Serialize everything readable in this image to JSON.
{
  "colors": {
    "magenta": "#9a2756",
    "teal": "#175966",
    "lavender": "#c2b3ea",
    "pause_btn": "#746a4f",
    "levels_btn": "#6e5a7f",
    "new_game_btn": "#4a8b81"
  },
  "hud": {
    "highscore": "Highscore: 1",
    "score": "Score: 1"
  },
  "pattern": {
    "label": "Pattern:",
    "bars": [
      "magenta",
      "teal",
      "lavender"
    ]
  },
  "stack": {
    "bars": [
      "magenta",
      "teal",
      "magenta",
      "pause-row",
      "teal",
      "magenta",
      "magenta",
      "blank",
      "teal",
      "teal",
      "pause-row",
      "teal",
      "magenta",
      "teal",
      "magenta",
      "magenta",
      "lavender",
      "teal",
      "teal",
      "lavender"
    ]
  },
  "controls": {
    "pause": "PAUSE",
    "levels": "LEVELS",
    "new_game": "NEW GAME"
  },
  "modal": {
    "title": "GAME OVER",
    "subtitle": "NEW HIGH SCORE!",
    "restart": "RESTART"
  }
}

Given request
Return each line of the records above exactly as it reads.

Full response
Serialize everything readable in this image to JSON.
{
  "colors": {
    "magenta": "#9a2756",
    "teal": "#175966",
    "lavender": "#c2b3ea",
    "pause_btn": "#746a4f",
    "levels_btn": "#6e5a7f",
    "new_game_btn": "#4a8b81"
  },
  "hud": {
    "highscore": "Highscore: 1",
    "score": "Score: 1"
  },
  "pattern": {
    "label": "Pattern:",
    "bars": [
      "magenta",
      "teal",
      "lavender"
    ]
  },
  "stack": {
    "bars": [
      "magenta",
      "teal",
      "magenta",
      "pause-row",
      "teal",
      "magenta",
      "magenta",
      "blank",
      "teal",
      "teal",
      "pause-row",
      "teal",
      "magenta",
      "teal",
      "magenta",
      "magenta",
      "lavender",
      "teal",
      "teal",
      "lavender"
    ]
  },
  "controls": {
    "pause": "PAUSE",
    "levels": "LEVELS",
    "new_game": "NEW GAME"
  },
  "modal": {
    "title": "GAME OVER",
    "subtitle": "NEW HIGH SCORE!",
    "restart": "RESTART"
  }
}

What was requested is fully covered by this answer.